▶ _What you should do_: Sort through the entries below and pull out lines containing the word "WAIST".

* Begin Data *

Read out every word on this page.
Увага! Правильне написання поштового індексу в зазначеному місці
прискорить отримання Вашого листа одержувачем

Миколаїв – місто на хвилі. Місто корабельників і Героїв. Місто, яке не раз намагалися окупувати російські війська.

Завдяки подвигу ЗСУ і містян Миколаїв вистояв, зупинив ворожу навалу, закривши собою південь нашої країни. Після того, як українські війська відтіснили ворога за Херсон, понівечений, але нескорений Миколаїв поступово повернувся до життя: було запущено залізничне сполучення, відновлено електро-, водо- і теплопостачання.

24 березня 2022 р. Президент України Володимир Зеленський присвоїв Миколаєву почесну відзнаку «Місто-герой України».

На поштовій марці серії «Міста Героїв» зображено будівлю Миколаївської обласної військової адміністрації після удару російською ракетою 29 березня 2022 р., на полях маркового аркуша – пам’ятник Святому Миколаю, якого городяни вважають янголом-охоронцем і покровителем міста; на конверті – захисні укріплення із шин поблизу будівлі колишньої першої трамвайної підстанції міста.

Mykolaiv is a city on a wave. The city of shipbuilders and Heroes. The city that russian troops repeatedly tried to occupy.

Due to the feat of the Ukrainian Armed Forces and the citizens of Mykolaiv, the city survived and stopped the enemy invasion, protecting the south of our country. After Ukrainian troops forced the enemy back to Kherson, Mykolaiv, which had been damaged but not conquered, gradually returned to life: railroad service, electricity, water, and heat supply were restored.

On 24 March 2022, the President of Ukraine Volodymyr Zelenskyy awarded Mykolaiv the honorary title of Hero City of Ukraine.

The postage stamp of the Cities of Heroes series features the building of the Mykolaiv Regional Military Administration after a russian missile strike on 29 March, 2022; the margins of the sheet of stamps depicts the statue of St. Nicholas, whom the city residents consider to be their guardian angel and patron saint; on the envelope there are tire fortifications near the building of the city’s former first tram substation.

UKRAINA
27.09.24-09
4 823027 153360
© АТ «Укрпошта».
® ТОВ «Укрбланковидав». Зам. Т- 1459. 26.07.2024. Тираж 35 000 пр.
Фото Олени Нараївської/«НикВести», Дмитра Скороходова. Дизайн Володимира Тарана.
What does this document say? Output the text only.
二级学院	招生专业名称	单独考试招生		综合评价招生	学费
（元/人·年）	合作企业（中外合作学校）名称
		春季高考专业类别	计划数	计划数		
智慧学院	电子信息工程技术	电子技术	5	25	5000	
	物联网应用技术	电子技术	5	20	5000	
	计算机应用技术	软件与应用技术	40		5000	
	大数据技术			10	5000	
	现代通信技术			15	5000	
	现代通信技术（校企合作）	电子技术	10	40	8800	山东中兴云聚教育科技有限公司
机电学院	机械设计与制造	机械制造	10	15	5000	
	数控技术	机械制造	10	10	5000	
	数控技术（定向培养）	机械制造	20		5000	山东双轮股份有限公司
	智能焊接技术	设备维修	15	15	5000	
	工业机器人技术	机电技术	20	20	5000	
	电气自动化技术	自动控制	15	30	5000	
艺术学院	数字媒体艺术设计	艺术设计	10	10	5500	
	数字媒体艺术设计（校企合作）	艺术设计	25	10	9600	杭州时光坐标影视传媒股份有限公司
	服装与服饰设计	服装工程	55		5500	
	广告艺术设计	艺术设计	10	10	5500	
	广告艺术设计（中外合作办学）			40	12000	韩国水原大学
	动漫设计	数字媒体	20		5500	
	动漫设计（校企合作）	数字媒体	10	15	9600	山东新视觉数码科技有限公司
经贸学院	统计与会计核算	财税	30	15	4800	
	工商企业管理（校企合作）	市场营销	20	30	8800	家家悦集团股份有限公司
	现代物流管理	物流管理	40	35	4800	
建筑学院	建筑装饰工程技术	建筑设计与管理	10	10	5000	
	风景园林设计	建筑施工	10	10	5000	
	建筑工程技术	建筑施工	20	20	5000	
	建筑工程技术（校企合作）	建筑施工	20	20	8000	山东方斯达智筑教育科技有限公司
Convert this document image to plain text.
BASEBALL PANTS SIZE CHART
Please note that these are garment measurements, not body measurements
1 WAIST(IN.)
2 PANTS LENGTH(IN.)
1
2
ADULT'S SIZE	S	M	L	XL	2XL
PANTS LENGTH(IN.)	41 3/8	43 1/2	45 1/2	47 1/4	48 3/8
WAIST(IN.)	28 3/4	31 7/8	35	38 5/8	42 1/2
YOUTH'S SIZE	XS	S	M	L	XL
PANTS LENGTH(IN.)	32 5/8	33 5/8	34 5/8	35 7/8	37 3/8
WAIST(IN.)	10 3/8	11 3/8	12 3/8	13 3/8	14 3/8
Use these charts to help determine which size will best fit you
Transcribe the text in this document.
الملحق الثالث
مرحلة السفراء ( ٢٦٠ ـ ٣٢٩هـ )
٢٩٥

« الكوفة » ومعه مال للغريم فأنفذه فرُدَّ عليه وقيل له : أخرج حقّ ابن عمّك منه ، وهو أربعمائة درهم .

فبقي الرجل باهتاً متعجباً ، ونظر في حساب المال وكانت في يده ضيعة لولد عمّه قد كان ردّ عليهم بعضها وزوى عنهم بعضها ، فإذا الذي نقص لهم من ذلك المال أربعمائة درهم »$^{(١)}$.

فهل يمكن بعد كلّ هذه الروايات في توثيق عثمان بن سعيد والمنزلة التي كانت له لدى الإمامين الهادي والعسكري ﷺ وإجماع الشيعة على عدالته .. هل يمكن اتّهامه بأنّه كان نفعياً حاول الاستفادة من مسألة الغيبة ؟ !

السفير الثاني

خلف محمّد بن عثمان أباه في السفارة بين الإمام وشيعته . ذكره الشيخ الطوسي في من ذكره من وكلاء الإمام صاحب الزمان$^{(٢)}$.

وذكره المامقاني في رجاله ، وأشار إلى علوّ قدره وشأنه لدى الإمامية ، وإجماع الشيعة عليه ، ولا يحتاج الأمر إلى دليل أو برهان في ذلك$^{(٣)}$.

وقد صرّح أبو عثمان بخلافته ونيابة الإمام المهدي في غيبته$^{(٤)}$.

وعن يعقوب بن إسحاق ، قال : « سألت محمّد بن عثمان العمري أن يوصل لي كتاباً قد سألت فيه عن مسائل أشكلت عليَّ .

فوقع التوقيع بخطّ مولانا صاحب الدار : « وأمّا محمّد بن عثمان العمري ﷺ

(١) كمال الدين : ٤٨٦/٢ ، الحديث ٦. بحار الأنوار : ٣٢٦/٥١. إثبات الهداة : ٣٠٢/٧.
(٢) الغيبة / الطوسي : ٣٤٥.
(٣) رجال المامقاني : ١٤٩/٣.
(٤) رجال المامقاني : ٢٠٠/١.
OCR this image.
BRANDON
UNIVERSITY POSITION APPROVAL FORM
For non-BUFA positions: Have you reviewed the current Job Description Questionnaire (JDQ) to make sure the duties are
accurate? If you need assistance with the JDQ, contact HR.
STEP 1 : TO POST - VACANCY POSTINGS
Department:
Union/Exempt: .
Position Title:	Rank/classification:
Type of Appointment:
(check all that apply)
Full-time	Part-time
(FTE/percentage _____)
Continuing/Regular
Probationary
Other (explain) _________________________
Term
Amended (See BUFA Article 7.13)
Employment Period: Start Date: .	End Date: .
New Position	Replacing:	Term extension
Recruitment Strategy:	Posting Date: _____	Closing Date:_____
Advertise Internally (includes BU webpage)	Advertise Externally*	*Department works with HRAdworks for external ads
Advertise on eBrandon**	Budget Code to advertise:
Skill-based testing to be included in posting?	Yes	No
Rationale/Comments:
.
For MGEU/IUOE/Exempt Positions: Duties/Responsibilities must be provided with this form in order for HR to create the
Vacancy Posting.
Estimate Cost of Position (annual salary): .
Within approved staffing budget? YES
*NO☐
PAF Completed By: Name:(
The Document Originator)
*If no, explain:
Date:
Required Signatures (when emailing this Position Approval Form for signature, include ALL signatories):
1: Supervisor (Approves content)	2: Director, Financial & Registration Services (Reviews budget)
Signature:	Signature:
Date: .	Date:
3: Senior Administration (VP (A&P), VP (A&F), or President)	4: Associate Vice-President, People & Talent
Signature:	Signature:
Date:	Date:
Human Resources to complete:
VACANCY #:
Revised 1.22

* End Data *

▶ _Final answer_:
1 WAIST(IN.)
WAIST(IN.)	28 3/4	31 7/8	35	38 5/8	42 1/2
WAIST(IN.)	10 3/8	11 3/8	12 3/8	13 3/8	14 3/8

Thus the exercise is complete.